>> Begin

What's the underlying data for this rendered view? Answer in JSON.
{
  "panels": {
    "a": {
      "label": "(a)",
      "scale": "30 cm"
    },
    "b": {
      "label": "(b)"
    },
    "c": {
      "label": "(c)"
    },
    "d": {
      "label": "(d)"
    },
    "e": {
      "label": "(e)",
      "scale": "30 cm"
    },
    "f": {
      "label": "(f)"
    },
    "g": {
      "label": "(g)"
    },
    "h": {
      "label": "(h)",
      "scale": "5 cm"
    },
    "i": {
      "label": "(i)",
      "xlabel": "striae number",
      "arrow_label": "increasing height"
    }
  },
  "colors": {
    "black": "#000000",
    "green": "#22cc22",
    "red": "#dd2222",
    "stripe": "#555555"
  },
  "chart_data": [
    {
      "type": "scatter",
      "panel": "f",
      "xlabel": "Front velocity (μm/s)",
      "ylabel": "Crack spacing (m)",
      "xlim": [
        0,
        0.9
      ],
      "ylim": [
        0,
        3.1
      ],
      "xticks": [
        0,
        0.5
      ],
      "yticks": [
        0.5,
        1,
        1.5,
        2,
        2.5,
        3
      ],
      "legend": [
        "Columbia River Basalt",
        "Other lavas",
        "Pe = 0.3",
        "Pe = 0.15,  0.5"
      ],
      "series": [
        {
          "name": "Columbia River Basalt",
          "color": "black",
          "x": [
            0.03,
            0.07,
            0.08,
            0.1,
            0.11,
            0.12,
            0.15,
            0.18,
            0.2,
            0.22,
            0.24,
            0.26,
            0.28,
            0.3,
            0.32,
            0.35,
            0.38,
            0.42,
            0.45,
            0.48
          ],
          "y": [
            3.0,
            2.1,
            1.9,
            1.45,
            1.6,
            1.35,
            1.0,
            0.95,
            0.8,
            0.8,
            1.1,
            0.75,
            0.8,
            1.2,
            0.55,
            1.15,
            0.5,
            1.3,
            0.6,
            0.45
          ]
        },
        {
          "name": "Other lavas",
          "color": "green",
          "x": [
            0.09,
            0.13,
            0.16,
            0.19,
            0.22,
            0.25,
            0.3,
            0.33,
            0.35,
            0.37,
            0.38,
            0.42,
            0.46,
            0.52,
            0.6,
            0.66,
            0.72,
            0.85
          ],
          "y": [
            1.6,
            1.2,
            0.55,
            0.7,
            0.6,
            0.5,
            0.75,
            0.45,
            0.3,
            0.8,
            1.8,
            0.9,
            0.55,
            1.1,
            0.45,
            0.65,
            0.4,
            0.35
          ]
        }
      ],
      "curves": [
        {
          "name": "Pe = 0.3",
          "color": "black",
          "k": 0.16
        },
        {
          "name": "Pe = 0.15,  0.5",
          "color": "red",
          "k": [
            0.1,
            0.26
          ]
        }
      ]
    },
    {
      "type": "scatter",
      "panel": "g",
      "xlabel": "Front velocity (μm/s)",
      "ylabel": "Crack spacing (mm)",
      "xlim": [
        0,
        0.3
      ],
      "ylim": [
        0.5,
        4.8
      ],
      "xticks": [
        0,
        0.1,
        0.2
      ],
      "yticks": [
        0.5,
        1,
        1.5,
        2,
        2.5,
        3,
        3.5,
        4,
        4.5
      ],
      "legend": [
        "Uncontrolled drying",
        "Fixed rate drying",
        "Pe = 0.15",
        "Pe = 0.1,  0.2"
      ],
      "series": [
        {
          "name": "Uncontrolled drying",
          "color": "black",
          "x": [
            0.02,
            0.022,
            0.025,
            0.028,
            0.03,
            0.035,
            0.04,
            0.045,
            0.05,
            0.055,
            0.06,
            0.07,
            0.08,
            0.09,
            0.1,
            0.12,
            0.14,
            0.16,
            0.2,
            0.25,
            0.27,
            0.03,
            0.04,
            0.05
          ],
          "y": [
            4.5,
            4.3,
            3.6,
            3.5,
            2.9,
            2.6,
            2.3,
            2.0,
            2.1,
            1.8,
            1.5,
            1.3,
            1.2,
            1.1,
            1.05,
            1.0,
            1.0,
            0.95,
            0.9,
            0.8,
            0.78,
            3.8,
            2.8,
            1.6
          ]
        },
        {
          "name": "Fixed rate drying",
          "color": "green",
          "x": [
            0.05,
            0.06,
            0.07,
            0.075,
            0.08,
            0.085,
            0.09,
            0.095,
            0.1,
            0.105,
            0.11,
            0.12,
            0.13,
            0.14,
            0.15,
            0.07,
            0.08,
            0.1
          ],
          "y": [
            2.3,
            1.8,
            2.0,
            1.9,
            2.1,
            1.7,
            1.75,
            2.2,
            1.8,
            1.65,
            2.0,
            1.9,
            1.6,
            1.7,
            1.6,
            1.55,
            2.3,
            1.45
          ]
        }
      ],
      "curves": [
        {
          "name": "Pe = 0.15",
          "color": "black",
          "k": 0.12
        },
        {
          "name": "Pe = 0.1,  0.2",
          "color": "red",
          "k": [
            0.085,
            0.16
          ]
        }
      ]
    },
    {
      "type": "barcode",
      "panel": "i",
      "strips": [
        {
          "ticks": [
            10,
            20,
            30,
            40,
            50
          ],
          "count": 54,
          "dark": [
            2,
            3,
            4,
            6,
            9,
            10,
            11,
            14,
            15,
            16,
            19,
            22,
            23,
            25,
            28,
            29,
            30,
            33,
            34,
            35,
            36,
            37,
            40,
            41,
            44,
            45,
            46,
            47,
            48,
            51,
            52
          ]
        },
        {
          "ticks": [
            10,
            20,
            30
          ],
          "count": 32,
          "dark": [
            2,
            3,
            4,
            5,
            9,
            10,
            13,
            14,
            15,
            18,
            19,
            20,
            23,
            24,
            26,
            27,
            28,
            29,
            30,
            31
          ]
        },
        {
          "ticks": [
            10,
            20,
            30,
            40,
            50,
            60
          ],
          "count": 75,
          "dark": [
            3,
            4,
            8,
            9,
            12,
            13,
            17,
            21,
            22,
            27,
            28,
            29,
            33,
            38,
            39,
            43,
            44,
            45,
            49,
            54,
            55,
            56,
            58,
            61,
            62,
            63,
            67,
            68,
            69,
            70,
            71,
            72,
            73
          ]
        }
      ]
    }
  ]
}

>> End

__Aim__
Return each entry from the material above exactly as it appears.

__Worked answer__
What's the underlying data for this rendered view? Answer in JSON.
{
  "panels": {
    "a": {
      "label": "(a)",
      "scale": "30 cm"
    },
    "b": {
      "label": "(b)"
    },
    "c": {
      "label": "(c)"
    },
    "d": {
      "label": "(d)"
    },
    "e": {
      "label": "(e)",
      "scale": "30 cm"
    },
    "f": {
      "label": "(f)"
    },
    "g": {
      "label": "(g)"
    },
    "h": {
      "label": "(h)",
      "scale": "5 cm"
    },
    "i": {
      "label": "(i)",
      "xlabel": "striae number",
      "arrow_label": "increasing height"
    }
  },
  "colors": {
    "black": "#000000",
    "green": "#22cc22",
    "red": "#dd2222",
    "stripe": "#555555"
  },
  "chart_data": [
    {
      "type": "scatter",
      "panel": "f",
      "xlabel": "Front velocity (μm/s)",
      "ylabel": "Crack spacing (m)",
      "xlim": [
        0,
        0.9
      ],
      "ylim": [
        0,
        3.1
      ],
      "xticks": [
        0,
        0.5
      ],
      "yticks": [
        0.5,
        1,
        1.5,
        2,
        2.5,
        3
      ],
      "legend": [
        "Columbia River Basalt",
        "Other lavas",
        "Pe = 0.3",
        "Pe = 0.15,  0.5"
      ],
      "series": [
        {
          "name": "Columbia River Basalt",
          "color": "black",
          "x": [
            0.03,
            0.07,
            0.08,
            0.1,
            0.11,
            0.12,
            0.15,
            0.18,
            0.2,
            0.22,
            0.24,
            0.26,
            0.28,
            0.3,
            0.32,
            0.35,
            0.38,
            0.42,
            0.45,
            0.48
          ],
          "y": [
            3.0,
            2.1,
            1.9,
            1.45,
            1.6,
            1.35,
            1.0,
            0.95,
            0.8,
            0.8,
            1.1,
            0.75,
            0.8,
            1.2,
            0.55,
            1.15,
            0.5,
            1.3,
            0.6,
            0.45
          ]
        },
        {
          "name": "Other lavas",
          "color": "green",
          "x": [
            0.09,
            0.13,
            0.16,
            0.19,
            0.22,
            0.25,
            0.3,
            0.33,
            0.35,
            0.37,
            0.38,
            0.42,
            0.46,
            0.52,
            0.6,
            0.66,
            0.72,
            0.85
          ],
          "y": [
            1.6,
            1.2,
            0.55,
            0.7,
            0.6,
            0.5,
            0.75,
            0.45,
            0.3,
            0.8,
            1.8,
            0.9,
            0.55,
            1.1,
            0.45,
            0.65,
            0.4,
            0.35
          ]
        }
      ],
      "curves": [
        {
          "name": "Pe = 0.3",
          "color": "black",
          "k": 0.16
        },
        {
          "name": "Pe = 0.15,  0.5",
          "color": "red",
          "k": [
            0.1,
            0.26
          ]
        }
      ]
    },
    {
      "type": "scatter",
      "panel": "g",
      "xlabel": "Front velocity (μm/s)",
      "ylabel": "Crack spacing (mm)",
      "xlim": [
        0,
        0.3
      ],
      "ylim": [
        0.5,
        4.8
      ],
      "xticks": [
        0,
        0.1,
        0.2
      ],
      "yticks": [
        0.5,
        1,
        1.5,
        2,
        2.5,
        3,
        3.5,
        4,
        4.5
      ],
      "legend": [
        "Uncontrolled drying",
        "Fixed rate drying",
        "Pe = 0.15",
        "Pe = 0.1,  0.2"
      ],
      "series": [
        {
          "name": "Uncontrolled drying",
          "color": "black",
          "x": [
            0.02,
            0.022,
            0.025,
            0.028,
            0.03,
            0.035,
            0.04,
            0.045,
            0.05,
            0.055,
            0.06,
            0.07,
            0.08,
            0.09,
            0.1,
            0.12,
            0.14,
            0.16,
            0.2,
            0.25,
            0.27,
            0.03,
            0.04,
            0.05
          ],
          "y": [
            4.5,
            4.3,
            3.6,
            3.5,
            2.9,
            2.6,
            2.3,
            2.0,
            2.1,
            1.8,
            1.5,
            1.3,
            1.2,
            1.1,
            1.05,
            1.0,
            1.0,
            0.95,
            0.9,
            0.8,
            0.78,
            3.8,
            2.8,
            1.6
          ]
        },
        {
          "name": "Fixed rate drying",
          "color": "green",
          "x": [
            0.05,
            0.06,
            0.07,
            0.075,
            0.08,
            0.085,
            0.09,
            0.095,
            0.1,
            0.105,
            0.11,
            0.12,
            0.13,
            0.14,
            0.15,
            0.07,
            0.08,
            0.1
          ],
          "y": [
            2.3,
            1.8,
            2.0,
            1.9,
            2.1,
            1.7,
            1.75,
            2.2,
            1.8,
            1.65,
            2.0,
            1.9,
            1.6,
            1.7,
            1.6,
            1.55,
            2.3,
            1.45
          ]
        }
      ],
      "curves": [
        {
          "name": "Pe = 0.15",
          "color": "black",
          "k": 0.12
        },
        {
          "name": "Pe = 0.1,  0.2",
          "color": "red",
          "k": [
            0.085,
            0.16
          ]
        }
      ]
    },
    {
      "type": "barcode",
      "panel": "i",
      "strips": [
        {
          "ticks": [
            10,
            20,
            30,
            40,
            50
          ],
          "count": 54,
          "dark": [
            2,
            3,
            4,
            6,
            9,
            10,
            11,
            14,
            15,
            16,
            19,
            22,
            23,
            25,
            28,
            29,
            30,
            33,
            34,
            35,
            36,
            37,
            40,
            41,
            44,
            45,
            46,
            47,
            48,
            51,
            52
          ]
        },
        {
          "ticks": [
            10,
            20,
            30
          ],
          "count": 32,
          "dark": [
            2,
            3,
            4,
            5,
            9,
            10,
            13,
            14,
            15,
            18,
            19,
            20,
            23,
            24,
            26,
            27,
            28,
            29,
            30,
            31
          ]
        },
        {
          "ticks": [
            10,
            20,
            30,
            40,
            50,
            60
          ],
          "count": 75,
          "dark": [
            3,
            4,
            8,
            9,
            12,
            13,
            17,
            21,
            22,
            27,
            28,
            29,
            33,
            38,
            39,
            43,
            44,
            45,
            49,
            54,
            55,
            56,
            58,
            61,
            62,
            63,
            67,
            68,
            69,
            70,
            71,
            72,
            73
          ]
        }
      ]
    }
  ]
}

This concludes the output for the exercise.